*TASK INSTRUCTIONS*
Copy out every record below exactly as written, but leave out any pictures.

※

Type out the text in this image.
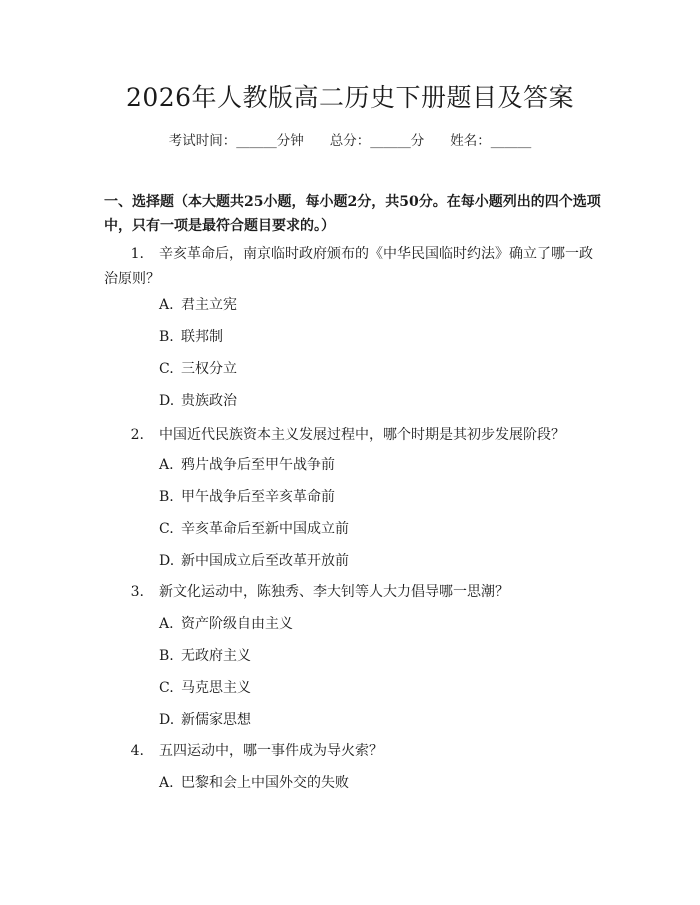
2026年人教版高二历史下册题目及答案
考试时间：______分钟 总分：______分 姓名：______
一、选择题（本大题共25小题，每小题2分，共50分。在每小题列出的四个选项中，只有一项是最符合题目要求的。）
1. 辛亥革命后，南京临时政府颁布的《中华民国临时约法》确立了哪一政治原则？
A. 君主立宪
B. 联邦制
C. 三权分立
D. 贵族政治
2. 中国近代民族资本主义发展过程中，哪个时期是其初步发展阶段？
A. 鸦片战争后至甲午战争前
B. 甲午战争后至辛亥革命前
C. 辛亥革命后至新中国成立前
D. 新中国成立后至改革开放前
3. 新文化运动中，陈独秀、李大钊等人大力倡导哪一思潮？
A. 资产阶级自由主义
B. 无政府主义
C. 马克思主义
D. 新儒家思想
4. 五四运动中，哪一事件成为导火索？
A. 巴黎和会上中国外交的失败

※

*RESPONSE BELOW*
Type out the text in this image.
2026年人教版高二历史下册题目及答案
考试时间：______分钟 总分：______分 姓名：______
一、选择题（本大题共25小题，每小题2分，共50分。在每小题列出的四个选项中，只有一项是最符合题目要求的。）
1. 辛亥革命后，南京临时政府颁布的《中华民国临时约法》确立了哪一政治原则？
A. 君主立宪
B. 联邦制
C. 三权分立
D. 贵族政治
2. 中国近代民族资本主义发展过程中，哪个时期是其初步发展阶段？
A. 鸦片战争后至甲午战争前
B. 甲午战争后至辛亥革命前
C. 辛亥革命后至新中国成立前
D. 新中国成立后至改革开放前
3. 新文化运动中，陈独秀、李大钊等人大力倡导哪一思潮？
A. 资产阶级自由主义
B. 无政府主义
C. 马克思主义
D. 新儒家思想
4. 五四运动中，哪一事件成为导火索？
A. 巴黎和会上中国外交的失败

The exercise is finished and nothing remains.